* _Exercise directions_
The listing beneath should be written out in full, exactly as shown.

* _Task input_
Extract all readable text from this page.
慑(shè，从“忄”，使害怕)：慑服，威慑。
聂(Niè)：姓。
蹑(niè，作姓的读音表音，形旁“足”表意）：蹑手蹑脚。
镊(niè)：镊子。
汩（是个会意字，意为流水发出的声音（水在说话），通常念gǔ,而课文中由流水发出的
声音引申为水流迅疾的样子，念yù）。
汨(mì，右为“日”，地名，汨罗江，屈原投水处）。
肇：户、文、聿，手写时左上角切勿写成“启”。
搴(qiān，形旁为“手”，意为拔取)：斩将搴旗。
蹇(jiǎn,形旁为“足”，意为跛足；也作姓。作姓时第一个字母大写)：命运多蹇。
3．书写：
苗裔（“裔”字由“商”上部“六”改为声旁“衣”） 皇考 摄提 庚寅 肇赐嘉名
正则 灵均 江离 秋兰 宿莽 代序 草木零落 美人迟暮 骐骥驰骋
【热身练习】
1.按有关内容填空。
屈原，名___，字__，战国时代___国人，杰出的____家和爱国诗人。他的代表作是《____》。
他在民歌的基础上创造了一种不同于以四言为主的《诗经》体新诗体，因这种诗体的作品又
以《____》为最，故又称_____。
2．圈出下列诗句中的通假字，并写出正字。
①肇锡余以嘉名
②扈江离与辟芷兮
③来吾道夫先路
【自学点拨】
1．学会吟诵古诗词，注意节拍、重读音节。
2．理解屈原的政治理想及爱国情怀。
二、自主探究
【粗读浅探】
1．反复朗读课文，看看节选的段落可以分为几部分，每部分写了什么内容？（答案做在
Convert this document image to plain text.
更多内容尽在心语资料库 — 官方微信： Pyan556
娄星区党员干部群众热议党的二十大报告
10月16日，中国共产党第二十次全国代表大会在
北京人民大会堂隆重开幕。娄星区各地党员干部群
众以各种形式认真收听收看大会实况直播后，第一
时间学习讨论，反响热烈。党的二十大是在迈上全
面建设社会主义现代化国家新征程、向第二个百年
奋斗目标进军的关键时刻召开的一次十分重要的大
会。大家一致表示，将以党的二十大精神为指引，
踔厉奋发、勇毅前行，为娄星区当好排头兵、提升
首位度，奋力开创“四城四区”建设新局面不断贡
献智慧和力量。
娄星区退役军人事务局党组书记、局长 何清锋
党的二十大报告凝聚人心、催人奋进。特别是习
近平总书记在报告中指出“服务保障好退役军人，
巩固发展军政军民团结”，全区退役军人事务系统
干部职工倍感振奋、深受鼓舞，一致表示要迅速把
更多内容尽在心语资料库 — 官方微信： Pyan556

* _Task solution_
Extract all readable text from this page.
慑(shè，从“忄”，使害怕)：慑服，威慑。
聂(Niè)：姓。
蹑(niè，作姓的读音表音，形旁“足”表意）：蹑手蹑脚。
镊(niè)：镊子。
汩（是个会意字，意为流水发出的声音（水在说话），通常念gǔ,而课文中由流水发出的
声音引申为水流迅疾的样子，念yù）。
汨(mì，右为“日”，地名，汨罗江，屈原投水处）。
肇：户、文、聿，手写时左上角切勿写成“启”。
搴(qiān，形旁为“手”，意为拔取)：斩将搴旗。
蹇(jiǎn,形旁为“足”，意为跛足；也作姓。作姓时第一个字母大写)：命运多蹇。
3．书写：
苗裔（“裔”字由“商”上部“六”改为声旁“衣”） 皇考 摄提 庚寅 肇赐嘉名
正则 灵均 江离 秋兰 宿莽 代序 草木零落 美人迟暮 骐骥驰骋
【热身练习】
1.按有关内容填空。
屈原，名___，字__，战国时代___国人，杰出的____家和爱国诗人。他的代表作是《____》。
他在民歌的基础上创造了一种不同于以四言为主的《诗经》体新诗体，因这种诗体的作品又
以《____》为最，故又称_____。
2．圈出下列诗句中的通假字，并写出正字。
①肇锡余以嘉名
②扈江离与辟芷兮
③来吾道夫先路
【自学点拨】
1．学会吟诵古诗词，注意节拍、重读音节。
2．理解屈原的政治理想及爱国情怀。
二、自主探究
【粗读浅探】
1．反复朗读课文，看看节选的段落可以分为几部分，每部分写了什么内容？（答案做在
Convert this document image to plain text.
更多内容尽在心语资料库 — 官方微信： Pyan556
娄星区党员干部群众热议党的二十大报告
10月16日，中国共产党第二十次全国代表大会在
北京人民大会堂隆重开幕。娄星区各地党员干部群
众以各种形式认真收听收看大会实况直播后，第一
时间学习讨论，反响热烈。党的二十大是在迈上全
面建设社会主义现代化国家新征程、向第二个百年
奋斗目标进军的关键时刻召开的一次十分重要的大
会。大家一致表示，将以党的二十大精神为指引，
踔厉奋发、勇毅前行，为娄星区当好排头兵、提升
首位度，奋力开创“四城四区”建设新局面不断贡
献智慧和力量。
娄星区退役军人事务局党组书记、局长 何清锋
党的二十大报告凝聚人心、催人奋进。特别是习
近平总书记在报告中指出“服务保障好退役军人，
巩固发展军政军民团结”，全区退役军人事务系统
干部职工倍感振奋、深受鼓舞，一致表示要迅速把
更多内容尽在心语资料库 — 官方微信： Pyan556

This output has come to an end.